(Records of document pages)
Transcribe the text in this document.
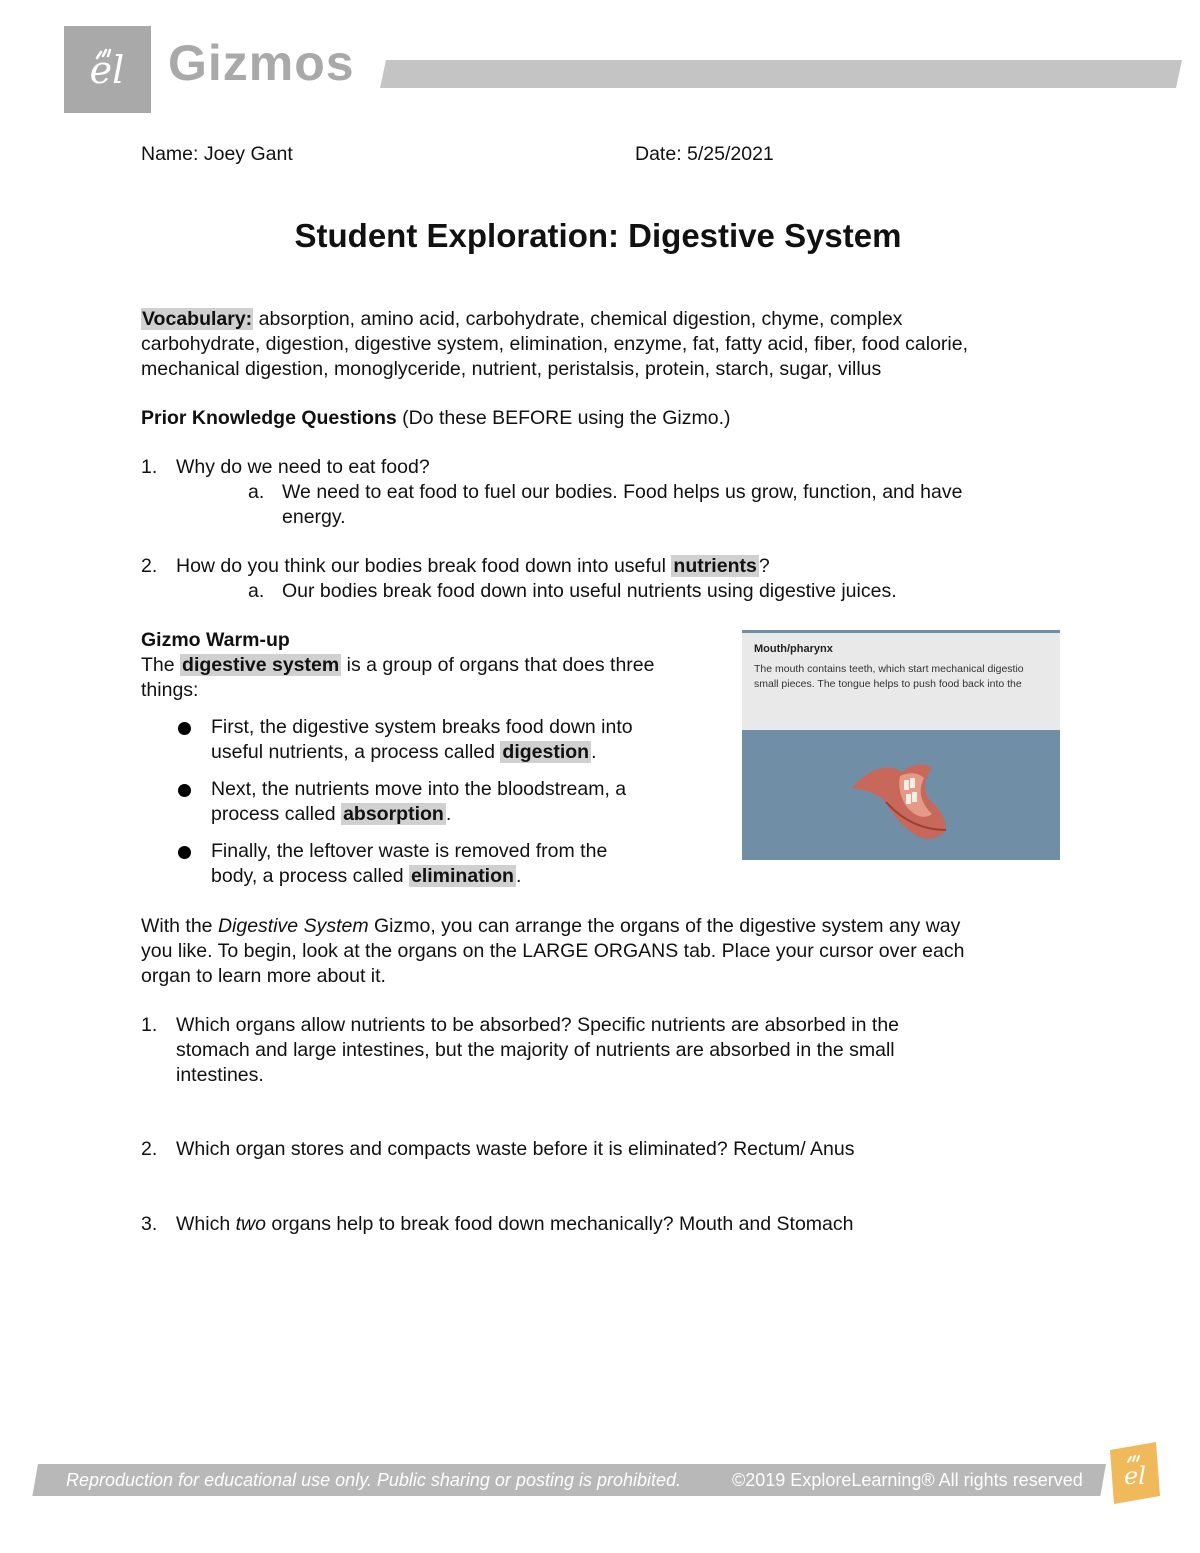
el Gizmos
Name: Joey Gant	Date: 5/25/2021
Student Exploration: Digestive System
Vocabulary: absorption, amino acid, carbohydrate, chemical digestion, chyme, complex
carbohydrate, digestion, digestive system, elimination, enzyme, fat, fatty acid, fiber, food calorie,
mechanical digestion, monoglyceride, nutrient, peristalsis, protein, starch, sugar, villus
Prior Knowledge Questions (Do these BEFORE using the Gizmo.)
1. Why do we need to eat food?
a. We need to eat food to fuel our bodies. Food helps us grow, function, and have
energy.
2. How do you think our bodies break food down into useful nutrients ?
a. Our bodies break food down into useful nutrients using digestive juices.
Gizmo Warm-up
The digestive system is a group of organs that does three
things:
First, the digestive system breaks food down into
useful nutrients, a process called digestion .
Next, the nutrients move into the bloodstream, a
process called absorption .
Finally, the leftover waste is removed from the
body, a process called elimination .
Mouth/pharynx
The mouth contains teeth, which start mechanical digestio
small pieces. The tongue helps to push food back into the
With the Digestive System Gizmo, you can arrange the organs of the digestive system any way
you like. To begin, look at the organs on the LARGE ORGANS tab. Place your cursor over each
organ to learn more about it.
1. Which organs allow nutrients to be absorbed? Specific nutrients are absorbed in the
stomach and large intestines, but the majority of nutrients are absorbed in the small
intestines.
2. Which organ stores and compacts waste before it is eliminated? Rectum/ Anus
3. Which two organs help to break food down mechanically? Mouth and Stomach
Reproduction for educational use only. Public sharing or posting is prohibited.	©2019 ExploreLearning® All rights reserved el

(TASK OBJECTIVE):
Repeat each entry exactly as given; no pictures belong in the copy.

(RESPONSE AREA):
Transcribe the text in this document.
el Gizmos
Name: Joey Gant	Date: 5/25/2021
Student Exploration: Digestive System
Vocabulary: absorption, amino acid, carbohydrate, chemical digestion, chyme, complex
carbohydrate, digestion, digestive system, elimination, enzyme, fat, fatty acid, fiber, food calorie,
mechanical digestion, monoglyceride, nutrient, peristalsis, protein, starch, sugar, villus
Prior Knowledge Questions (Do these BEFORE using the Gizmo.)
1. Why do we need to eat food?
a. We need to eat food to fuel our bodies. Food helps us grow, function, and have
energy.
2. How do you think our bodies break food down into useful nutrients ?
a. Our bodies break food down into useful nutrients using digestive juices.
Gizmo Warm-up
The digestive system is a group of organs that does three
things:
First, the digestive system breaks food down into
useful nutrients, a process called digestion .
Next, the nutrients move into the bloodstream, a
process called absorption .
Finally, the leftover waste is removed from the
body, a process called elimination .
Mouth/pharynx
The mouth contains teeth, which start mechanical digestio
small pieces. The tongue helps to push food back into the
With the Digestive System Gizmo, you can arrange the organs of the digestive system any way
you like. To begin, look at the organs on the LARGE ORGANS tab. Place your cursor over each
organ to learn more about it.
1. Which organs allow nutrients to be absorbed? Specific nutrients are absorbed in the
stomach and large intestines, but the majority of nutrients are absorbed in the small
intestines.
2. Which organ stores and compacts waste before it is eliminated? Rectum/ Anus
3. Which two organs help to break food down mechanically? Mouth and Stomach
Reproduction for educational use only. Public sharing or posting is prohibited.	©2019 ExploreLearning® All rights reserved el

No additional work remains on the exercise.